◆ **WHAT YOU NEED TO DO**: Figure out how many lines of the material below contain the word "crosshair". Answer with the number only.

-----

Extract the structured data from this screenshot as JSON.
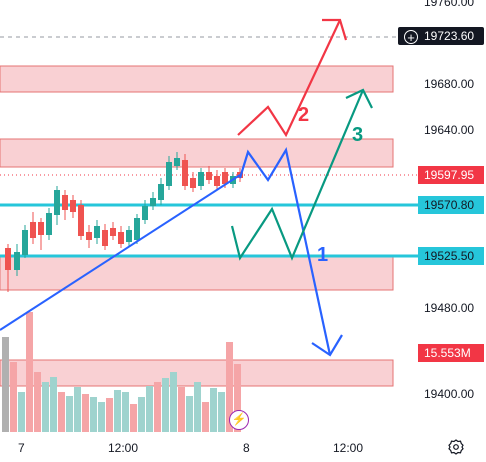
{
  "price_axis": {
    "ticks": [
      "19680.00",
      "19640.00",
      "19480.00",
      "19400.00"
    ],
    "top_partial": "19760.00"
  },
  "time_axis": {
    "ticks": [
      "7",
      "12:00",
      "8",
      "12:00"
    ]
  },
  "price_tags": {
    "crosshair": "19723.60",
    "last_price": "19597.95",
    "level_1": "19570.80",
    "level_2": "19525.50",
    "volume": "15.553M"
  },
  "annotations": {
    "label_1": "1",
    "label_2": "2",
    "label_3": "3"
  },
  "icons": {
    "settings": "gear-icon",
    "alert": "lightning-icon",
    "crosshair": "plus-circle-icon"
  },
  "colors": {
    "up": "#26a69a",
    "down": "#ef5350",
    "zone_fill": "#f9d0d3",
    "zone_border": "#e57373",
    "level_line": "#26c6da",
    "trendline": "#2962ff",
    "path_1": "#2962ff",
    "path_2": "#f23645",
    "path_3": "#089981"
  }
}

-----

◆ **ANSWER FOR THE TASK**: 2